| What you should do |
Return all the entries exactly, keeping pictures out.

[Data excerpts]
....
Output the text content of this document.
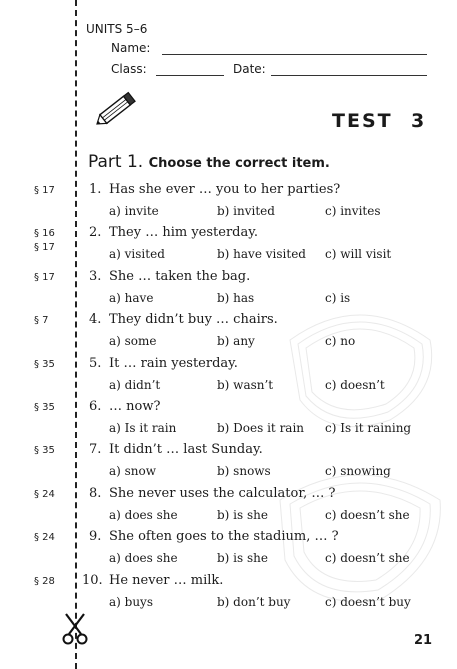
UNITS 5–6
Name:
Class:	Date:
TEST 3
Part 1. Choose the correct item.
§ 17	1. Has she ever … you to her parties?
a) invite	b) invited	c) invites
§ 16
§ 17
2. They … him yesterday.
a) visited	b) have visited c) will visit
§ 17	3. She … taken the bag.
a) have	b) has	c) is
§ 7	4. They didn’t buy … chairs.
a) some	b) any	c) no
§ 35	5. It … rain yesterday.
a) didn’t	b) wasn’t	c) doesn’t
§ 35	6. … now?
a) Is it rain	b) Does it rain c) Is it raining
§ 35	7. It didn’t … last Sunday.
a) snow	b) snows	c) snowing
§ 24	8. She never uses the calculator, … ?
a) does she	b) is she	c) doesn’t she
§ 24	9. She often goes to the stadium, … ?
a) does she	b) is she	c) doesn’t she
§ 28 10. He never … milk.
a) buys	b) don’t buy	c) doesn’t buy
21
....
| Reply to the task |
Output the text content of this document.
UNITS 5–6
Name:
Class:	Date:
TEST 3
Part 1. Choose the correct item.
§ 17	1. Has she ever … you to her parties?
a) invite	b) invited	c) invites
§ 16
§ 17
2. They … him yesterday.
a) visited	b) have visited c) will visit
§ 17	3. She … taken the bag.
a) have	b) has	c) is
§ 7	4. They didn’t buy … chairs.
a) some	b) any	c) no
§ 35	5. It … rain yesterday.
a) didn’t	b) wasn’t	c) doesn’t
§ 35	6. … now?
a) Is it rain	b) Does it rain c) Is it raining
§ 35	7. It didn’t … last Sunday.
a) snow	b) snows	c) snowing
§ 24	8. She never uses the calculator, … ?
a) does she	b) is she	c) doesn’t she
§ 24	9. She often goes to the stadium, … ?
a) does she	b) is she	c) doesn’t she
§ 28 10. He never … milk.
a) buys	b) don’t buy	c) doesn’t buy
21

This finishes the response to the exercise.